### Instructions to follow
Say the number of lines containing the string "JSON", and say nothing else.

===== Given information =====

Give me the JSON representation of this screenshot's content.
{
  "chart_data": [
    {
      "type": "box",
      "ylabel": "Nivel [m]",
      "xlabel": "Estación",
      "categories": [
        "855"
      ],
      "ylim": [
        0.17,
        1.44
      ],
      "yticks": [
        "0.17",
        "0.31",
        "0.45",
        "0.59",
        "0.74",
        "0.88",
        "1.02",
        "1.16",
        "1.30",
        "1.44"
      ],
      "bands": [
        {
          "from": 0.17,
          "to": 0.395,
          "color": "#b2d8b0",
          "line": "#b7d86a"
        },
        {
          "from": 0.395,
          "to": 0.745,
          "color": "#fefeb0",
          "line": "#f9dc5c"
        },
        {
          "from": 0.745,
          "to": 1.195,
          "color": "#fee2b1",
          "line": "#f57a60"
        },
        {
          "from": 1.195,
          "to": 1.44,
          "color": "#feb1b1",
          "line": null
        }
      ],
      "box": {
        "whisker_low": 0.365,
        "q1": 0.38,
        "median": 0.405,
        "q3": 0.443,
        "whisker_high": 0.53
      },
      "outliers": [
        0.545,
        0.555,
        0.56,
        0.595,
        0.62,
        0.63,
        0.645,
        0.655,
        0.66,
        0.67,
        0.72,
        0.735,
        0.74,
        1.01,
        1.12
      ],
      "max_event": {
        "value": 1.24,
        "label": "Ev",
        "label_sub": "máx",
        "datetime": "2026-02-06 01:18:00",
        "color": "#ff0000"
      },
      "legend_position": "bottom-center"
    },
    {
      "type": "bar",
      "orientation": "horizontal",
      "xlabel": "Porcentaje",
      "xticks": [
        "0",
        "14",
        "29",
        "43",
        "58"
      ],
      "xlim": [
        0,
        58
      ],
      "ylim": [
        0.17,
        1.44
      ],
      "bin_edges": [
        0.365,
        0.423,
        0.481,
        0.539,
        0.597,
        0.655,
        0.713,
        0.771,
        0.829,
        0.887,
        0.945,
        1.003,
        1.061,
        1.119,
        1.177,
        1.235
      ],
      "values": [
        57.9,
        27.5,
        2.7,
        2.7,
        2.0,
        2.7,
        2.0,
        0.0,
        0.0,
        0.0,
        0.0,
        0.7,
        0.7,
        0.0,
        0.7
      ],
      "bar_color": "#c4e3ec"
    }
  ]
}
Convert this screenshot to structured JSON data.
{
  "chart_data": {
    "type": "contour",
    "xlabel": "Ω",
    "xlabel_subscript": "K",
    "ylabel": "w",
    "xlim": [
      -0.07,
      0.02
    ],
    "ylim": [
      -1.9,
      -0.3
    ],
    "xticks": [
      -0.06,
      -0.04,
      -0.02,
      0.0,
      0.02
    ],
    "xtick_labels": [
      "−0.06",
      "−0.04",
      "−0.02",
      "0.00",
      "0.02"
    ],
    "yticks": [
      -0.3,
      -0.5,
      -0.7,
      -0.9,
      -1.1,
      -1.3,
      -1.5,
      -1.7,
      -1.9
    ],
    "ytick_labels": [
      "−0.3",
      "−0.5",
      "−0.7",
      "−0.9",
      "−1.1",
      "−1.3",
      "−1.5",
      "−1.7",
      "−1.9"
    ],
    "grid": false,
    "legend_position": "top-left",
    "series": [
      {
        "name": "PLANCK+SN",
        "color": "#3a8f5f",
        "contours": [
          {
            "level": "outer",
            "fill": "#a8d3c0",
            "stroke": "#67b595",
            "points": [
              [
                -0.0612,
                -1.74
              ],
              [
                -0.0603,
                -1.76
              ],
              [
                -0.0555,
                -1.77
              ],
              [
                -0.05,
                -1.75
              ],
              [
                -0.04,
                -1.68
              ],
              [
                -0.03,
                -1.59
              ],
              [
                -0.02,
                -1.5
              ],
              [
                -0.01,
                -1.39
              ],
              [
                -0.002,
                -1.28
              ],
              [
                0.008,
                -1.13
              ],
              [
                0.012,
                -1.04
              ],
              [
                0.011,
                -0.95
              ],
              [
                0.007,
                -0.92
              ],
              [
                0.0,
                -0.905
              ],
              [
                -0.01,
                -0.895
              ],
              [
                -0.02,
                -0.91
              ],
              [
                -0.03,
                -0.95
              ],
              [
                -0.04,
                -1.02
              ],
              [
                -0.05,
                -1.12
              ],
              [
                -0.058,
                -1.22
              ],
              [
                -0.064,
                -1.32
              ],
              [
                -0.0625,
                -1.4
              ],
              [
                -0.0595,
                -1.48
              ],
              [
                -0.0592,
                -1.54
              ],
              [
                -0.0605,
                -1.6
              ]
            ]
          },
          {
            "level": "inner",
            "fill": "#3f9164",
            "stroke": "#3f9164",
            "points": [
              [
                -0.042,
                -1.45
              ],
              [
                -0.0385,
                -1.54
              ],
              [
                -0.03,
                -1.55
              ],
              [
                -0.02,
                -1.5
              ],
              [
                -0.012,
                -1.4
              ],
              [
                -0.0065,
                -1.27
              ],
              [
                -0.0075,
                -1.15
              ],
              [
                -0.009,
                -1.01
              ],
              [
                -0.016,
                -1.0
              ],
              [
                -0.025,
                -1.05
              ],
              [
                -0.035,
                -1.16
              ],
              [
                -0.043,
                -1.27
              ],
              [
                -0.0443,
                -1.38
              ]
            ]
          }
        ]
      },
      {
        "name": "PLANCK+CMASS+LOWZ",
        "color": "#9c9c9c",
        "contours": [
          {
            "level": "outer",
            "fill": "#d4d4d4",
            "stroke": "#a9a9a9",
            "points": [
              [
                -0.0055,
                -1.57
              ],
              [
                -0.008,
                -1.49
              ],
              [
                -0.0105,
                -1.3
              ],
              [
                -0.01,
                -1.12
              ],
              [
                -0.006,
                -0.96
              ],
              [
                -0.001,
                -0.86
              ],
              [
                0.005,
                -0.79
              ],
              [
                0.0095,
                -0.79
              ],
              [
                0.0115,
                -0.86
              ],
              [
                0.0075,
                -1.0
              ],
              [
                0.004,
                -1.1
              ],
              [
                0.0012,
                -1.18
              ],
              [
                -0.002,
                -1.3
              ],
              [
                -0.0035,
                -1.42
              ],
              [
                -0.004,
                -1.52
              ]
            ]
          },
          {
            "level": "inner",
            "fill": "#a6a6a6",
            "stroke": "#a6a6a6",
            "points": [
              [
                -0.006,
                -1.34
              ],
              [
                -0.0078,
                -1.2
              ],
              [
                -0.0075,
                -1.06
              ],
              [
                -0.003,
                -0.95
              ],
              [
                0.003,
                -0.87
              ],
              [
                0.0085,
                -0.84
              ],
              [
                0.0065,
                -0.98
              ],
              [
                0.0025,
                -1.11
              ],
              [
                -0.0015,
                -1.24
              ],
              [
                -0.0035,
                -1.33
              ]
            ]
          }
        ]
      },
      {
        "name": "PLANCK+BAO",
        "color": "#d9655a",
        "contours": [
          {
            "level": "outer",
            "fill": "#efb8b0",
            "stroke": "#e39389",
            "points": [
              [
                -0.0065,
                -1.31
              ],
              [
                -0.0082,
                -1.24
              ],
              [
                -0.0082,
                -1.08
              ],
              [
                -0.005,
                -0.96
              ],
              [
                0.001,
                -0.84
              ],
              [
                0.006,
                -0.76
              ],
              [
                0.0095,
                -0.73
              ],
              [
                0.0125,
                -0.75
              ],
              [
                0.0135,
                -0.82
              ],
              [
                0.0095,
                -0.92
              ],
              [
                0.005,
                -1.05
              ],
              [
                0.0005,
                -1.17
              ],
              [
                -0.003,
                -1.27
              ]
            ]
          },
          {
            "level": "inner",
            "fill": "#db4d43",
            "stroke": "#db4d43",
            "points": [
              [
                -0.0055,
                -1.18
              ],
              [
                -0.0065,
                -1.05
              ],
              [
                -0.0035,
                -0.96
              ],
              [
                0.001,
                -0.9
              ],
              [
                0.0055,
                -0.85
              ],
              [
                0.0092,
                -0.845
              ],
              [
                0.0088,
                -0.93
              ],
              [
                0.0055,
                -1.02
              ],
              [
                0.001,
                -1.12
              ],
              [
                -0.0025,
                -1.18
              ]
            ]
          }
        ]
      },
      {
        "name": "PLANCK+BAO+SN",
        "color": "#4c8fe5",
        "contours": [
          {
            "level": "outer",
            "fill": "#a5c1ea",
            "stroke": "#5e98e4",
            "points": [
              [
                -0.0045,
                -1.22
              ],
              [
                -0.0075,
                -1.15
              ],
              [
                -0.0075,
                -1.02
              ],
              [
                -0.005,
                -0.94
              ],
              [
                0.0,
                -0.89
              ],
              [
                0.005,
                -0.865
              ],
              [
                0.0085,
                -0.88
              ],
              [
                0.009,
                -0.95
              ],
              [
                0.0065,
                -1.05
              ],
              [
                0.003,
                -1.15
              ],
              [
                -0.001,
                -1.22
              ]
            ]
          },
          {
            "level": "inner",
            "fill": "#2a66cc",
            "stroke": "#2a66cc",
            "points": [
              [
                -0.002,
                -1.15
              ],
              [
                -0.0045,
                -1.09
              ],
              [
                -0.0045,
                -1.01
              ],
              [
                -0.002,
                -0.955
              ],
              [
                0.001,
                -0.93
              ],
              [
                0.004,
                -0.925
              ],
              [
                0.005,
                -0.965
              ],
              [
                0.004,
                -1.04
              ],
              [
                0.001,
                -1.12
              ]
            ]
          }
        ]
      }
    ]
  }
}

=====

### Task result
2